Please retype the data in full and exactly; the pictures are not part of the copy.
────
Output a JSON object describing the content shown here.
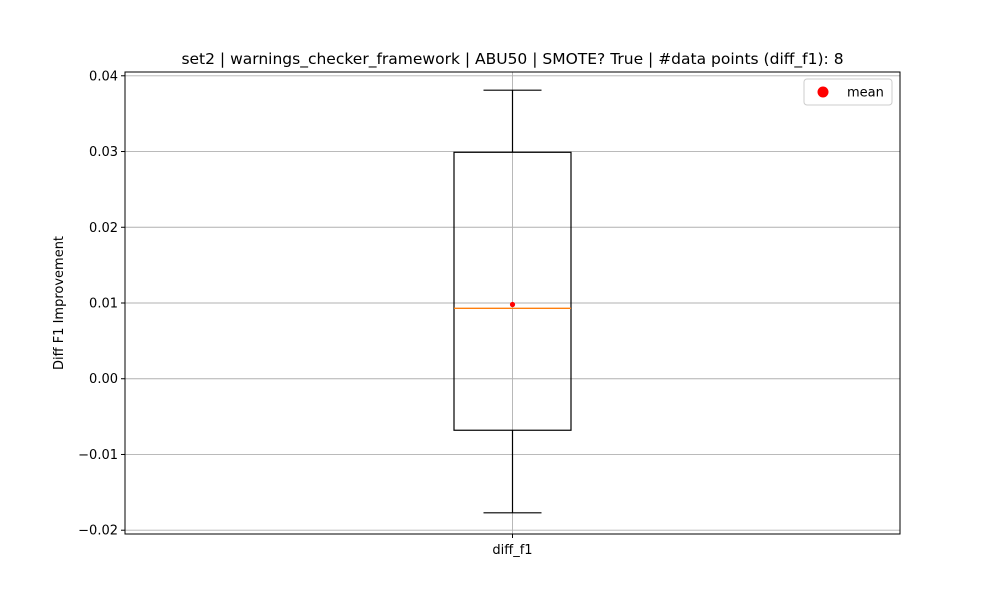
{
  "chart_data": {
    "type": "box",
    "title": "set2 | warnings_checker_framework | ABU50 | SMOTE? True | #data points (diff_f1): 8",
    "xlabel": "",
    "ylabel": "Diff F1 Improvement",
    "categories": [
      "diff_f1"
    ],
    "ylim": [
      -0.0205,
      0.0405
    ],
    "yticks": [
      -0.02,
      -0.01,
      0.0,
      0.01,
      0.02,
      0.03,
      0.04
    ],
    "ytick_labels": [
      "−0.02",
      "−0.01",
      "0.00",
      "0.01",
      "0.02",
      "0.03",
      "0.04"
    ],
    "grid": true,
    "legend": {
      "position": "top-right",
      "entries": [
        {
          "label": "mean",
          "color": "#ff0000",
          "marker": "circle"
        }
      ]
    },
    "boxes": [
      {
        "category": "diff_f1",
        "whisker_low": -0.0177,
        "q1": -0.0068,
        "median": 0.0093,
        "q3": 0.0299,
        "whisker_high": 0.0381,
        "mean": 0.0098
      }
    ],
    "colors": {
      "box": "#000000",
      "median": "#ff7f0e",
      "mean": "#ff0000",
      "grid": "#b0b0b0"
    }
  }
}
────
IN RESPONSE >>
Output a JSON object describing the content shown here.
{
  "chart_data": {
    "type": "box",
    "title": "set2 | warnings_checker_framework | ABU50 | SMOTE? True | #data points (diff_f1): 8",
    "xlabel": "",
    "ylabel": "Diff F1 Improvement",
    "categories": [
      "diff_f1"
    ],
    "ylim": [
      -0.0205,
      0.0405
    ],
    "yticks": [
      -0.02,
      -0.01,
      0.0,
      0.01,
      0.02,
      0.03,
      0.04
    ],
    "ytick_labels": [
      "−0.02",
      "−0.01",
      "0.00",
      "0.01",
      "0.02",
      "0.03",
      "0.04"
    ],
    "grid": true,
    "legend": {
      "position": "top-right",
      "entries": [
        {
          "label": "mean",
          "color": "#ff0000",
          "marker": "circle"
        }
      ]
    },
    "boxes": [
      {
        "category": "diff_f1",
        "whisker_low": -0.0177,
        "q1": -0.0068,
        "median": 0.0093,
        "q3": 0.0299,
        "whisker_high": 0.0381,
        "mean": 0.0098
      }
    ],
    "colors": {
      "box": "#000000",
      "median": "#ff7f0e",
      "mean": "#ff0000",
      "grid": "#b0b0b0"
    }
  }
}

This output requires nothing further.